> **AIM OF THE TASK**: Search the material and gather each line with "header" in it.

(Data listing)
╭──

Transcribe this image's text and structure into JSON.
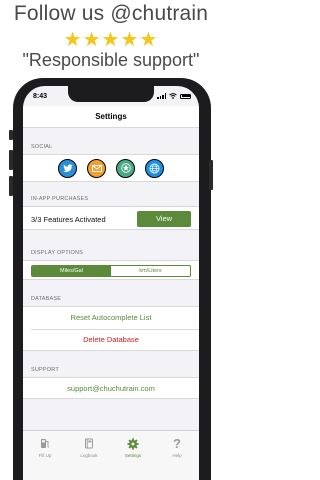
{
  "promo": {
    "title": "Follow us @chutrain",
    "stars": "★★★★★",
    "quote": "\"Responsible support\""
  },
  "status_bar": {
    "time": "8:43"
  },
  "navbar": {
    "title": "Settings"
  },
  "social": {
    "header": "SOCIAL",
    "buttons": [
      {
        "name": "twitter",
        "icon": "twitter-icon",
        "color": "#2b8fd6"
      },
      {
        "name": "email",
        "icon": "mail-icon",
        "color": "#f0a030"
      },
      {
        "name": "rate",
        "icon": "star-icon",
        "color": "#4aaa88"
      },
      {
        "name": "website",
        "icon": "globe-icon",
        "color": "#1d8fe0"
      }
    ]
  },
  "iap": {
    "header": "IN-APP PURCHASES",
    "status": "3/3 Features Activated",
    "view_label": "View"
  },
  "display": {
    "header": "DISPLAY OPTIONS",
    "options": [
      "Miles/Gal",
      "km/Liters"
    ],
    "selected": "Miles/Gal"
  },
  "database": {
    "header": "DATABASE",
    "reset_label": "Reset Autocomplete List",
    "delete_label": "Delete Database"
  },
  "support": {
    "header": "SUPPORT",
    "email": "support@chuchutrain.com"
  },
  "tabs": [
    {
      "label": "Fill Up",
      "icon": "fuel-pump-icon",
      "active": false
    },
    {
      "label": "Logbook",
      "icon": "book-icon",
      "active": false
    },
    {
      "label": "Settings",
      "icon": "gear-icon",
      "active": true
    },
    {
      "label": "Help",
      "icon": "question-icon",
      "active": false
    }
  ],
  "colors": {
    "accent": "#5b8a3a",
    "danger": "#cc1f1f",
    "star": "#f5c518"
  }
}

╰──
╭──

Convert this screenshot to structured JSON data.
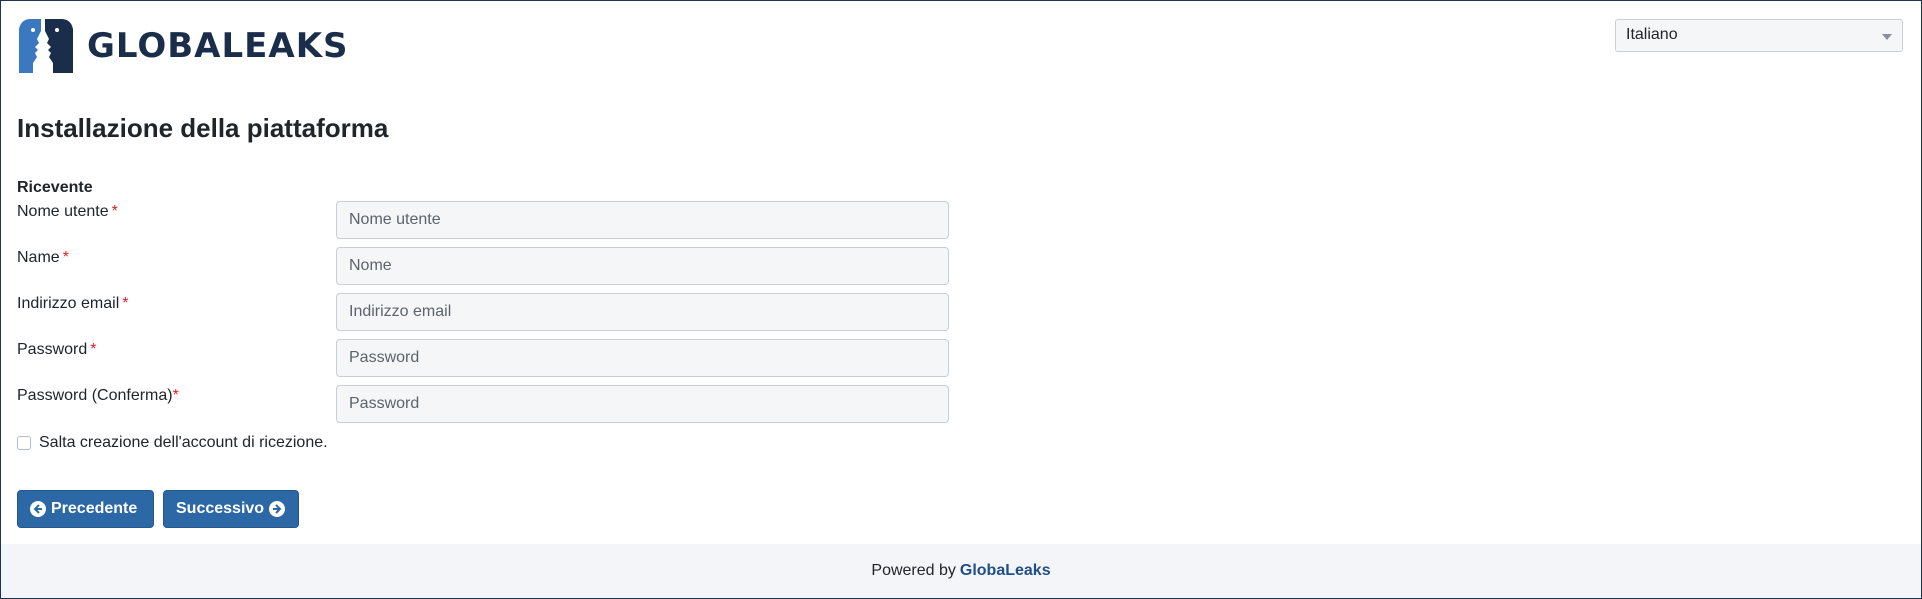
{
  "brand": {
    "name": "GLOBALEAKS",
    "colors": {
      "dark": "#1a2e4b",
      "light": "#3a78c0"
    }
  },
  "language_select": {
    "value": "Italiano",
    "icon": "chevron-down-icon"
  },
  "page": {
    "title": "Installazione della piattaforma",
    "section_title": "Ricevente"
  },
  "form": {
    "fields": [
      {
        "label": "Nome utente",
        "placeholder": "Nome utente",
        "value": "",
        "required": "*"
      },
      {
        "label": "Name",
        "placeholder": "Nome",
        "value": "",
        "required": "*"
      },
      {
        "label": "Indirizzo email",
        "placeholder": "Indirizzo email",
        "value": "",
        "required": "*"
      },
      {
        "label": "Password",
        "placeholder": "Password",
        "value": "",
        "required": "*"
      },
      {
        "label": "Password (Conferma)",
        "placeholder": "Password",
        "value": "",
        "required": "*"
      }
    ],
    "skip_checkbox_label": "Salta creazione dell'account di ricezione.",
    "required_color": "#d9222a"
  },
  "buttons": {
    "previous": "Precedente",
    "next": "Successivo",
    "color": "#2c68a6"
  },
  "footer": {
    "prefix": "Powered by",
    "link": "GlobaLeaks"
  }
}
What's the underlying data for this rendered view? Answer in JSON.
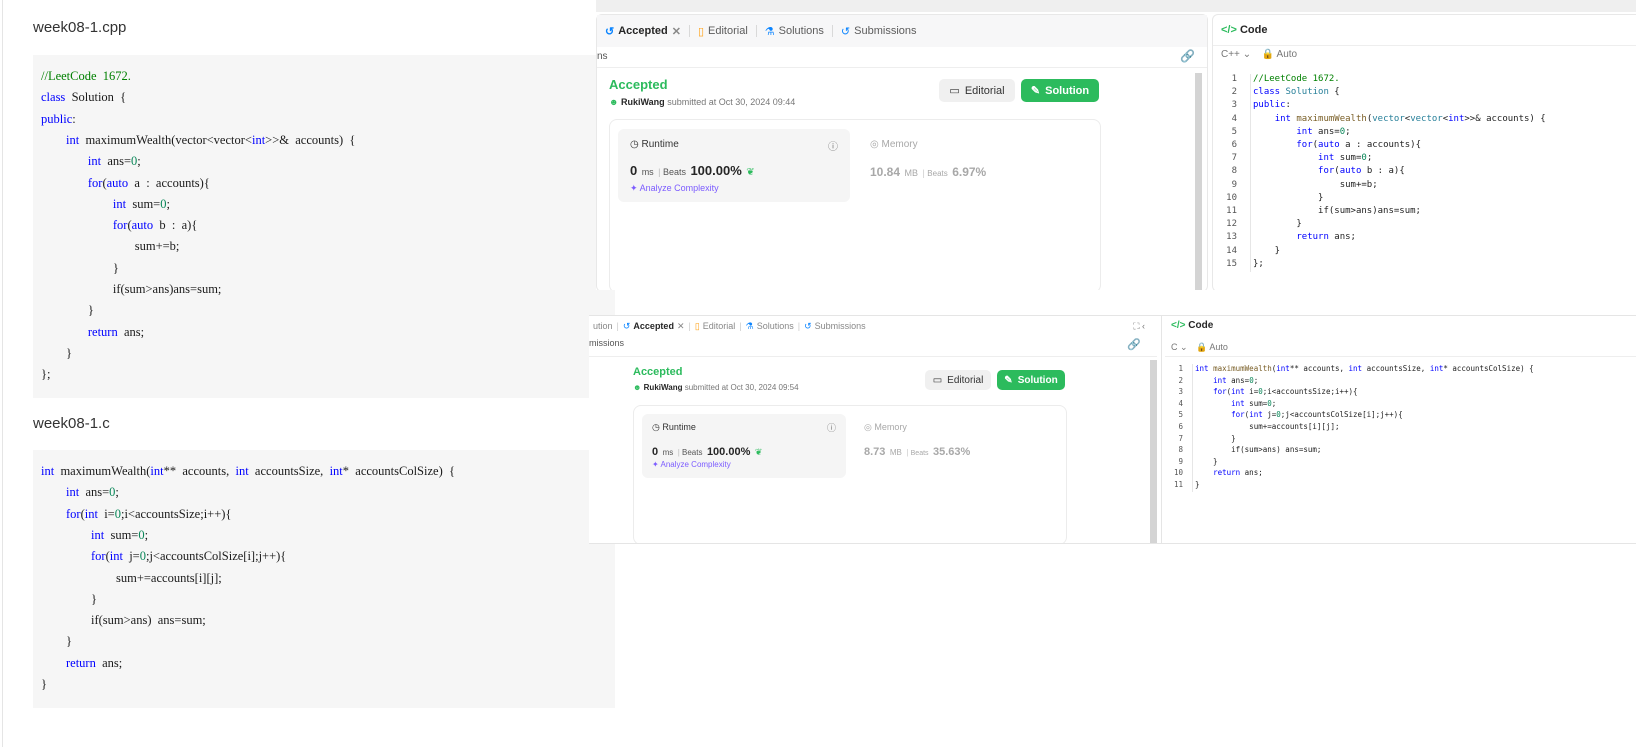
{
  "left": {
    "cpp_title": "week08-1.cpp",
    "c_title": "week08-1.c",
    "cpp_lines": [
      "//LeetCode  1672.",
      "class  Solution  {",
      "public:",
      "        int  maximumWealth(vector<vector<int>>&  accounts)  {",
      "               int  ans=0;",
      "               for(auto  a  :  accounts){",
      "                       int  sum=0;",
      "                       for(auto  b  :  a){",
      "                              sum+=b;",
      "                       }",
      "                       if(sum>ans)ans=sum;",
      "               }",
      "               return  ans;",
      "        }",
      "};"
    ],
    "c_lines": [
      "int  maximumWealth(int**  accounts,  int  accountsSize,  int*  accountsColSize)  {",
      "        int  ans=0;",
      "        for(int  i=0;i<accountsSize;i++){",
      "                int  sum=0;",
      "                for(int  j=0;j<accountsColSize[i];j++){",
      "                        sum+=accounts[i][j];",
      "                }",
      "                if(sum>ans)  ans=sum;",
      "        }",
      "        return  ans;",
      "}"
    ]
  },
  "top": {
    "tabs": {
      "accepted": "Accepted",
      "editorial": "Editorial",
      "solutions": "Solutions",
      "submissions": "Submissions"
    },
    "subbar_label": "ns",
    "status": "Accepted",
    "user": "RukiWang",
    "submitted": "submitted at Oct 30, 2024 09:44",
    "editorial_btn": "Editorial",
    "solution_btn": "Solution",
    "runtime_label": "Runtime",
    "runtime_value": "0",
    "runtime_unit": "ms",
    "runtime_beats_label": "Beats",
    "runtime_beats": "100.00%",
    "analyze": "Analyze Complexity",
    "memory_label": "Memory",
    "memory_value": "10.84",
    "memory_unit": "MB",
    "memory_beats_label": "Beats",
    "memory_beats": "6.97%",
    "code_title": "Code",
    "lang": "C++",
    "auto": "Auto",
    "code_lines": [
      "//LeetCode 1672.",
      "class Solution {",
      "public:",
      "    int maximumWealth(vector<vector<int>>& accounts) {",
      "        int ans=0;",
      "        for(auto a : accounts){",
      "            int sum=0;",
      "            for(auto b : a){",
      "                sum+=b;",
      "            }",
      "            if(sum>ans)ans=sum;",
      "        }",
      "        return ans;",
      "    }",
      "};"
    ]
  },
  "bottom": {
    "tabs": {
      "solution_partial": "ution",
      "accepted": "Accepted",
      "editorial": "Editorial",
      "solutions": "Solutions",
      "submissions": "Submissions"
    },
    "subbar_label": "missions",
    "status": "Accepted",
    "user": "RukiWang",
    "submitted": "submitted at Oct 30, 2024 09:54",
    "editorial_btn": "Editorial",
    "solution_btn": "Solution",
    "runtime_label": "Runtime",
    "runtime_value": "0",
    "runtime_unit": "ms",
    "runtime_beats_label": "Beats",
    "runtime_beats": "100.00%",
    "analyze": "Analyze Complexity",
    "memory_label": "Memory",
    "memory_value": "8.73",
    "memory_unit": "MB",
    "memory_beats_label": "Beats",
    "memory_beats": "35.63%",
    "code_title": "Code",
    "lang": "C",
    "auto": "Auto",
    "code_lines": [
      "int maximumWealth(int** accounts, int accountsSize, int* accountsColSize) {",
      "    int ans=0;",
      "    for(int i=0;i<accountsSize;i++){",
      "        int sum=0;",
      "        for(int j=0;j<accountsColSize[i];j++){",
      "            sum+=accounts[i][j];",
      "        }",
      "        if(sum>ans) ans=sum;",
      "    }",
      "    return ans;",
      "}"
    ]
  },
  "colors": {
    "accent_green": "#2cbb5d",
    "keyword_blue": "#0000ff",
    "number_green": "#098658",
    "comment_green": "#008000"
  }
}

╰──

> **WRITTEN REPLY**:
    "header": "SOCIAL",
    "header": "IN-APP PURCHASES",
    "header": "DISPLAY OPTIONS",
    "header": "DATABASE",
    "header": "SUPPORT",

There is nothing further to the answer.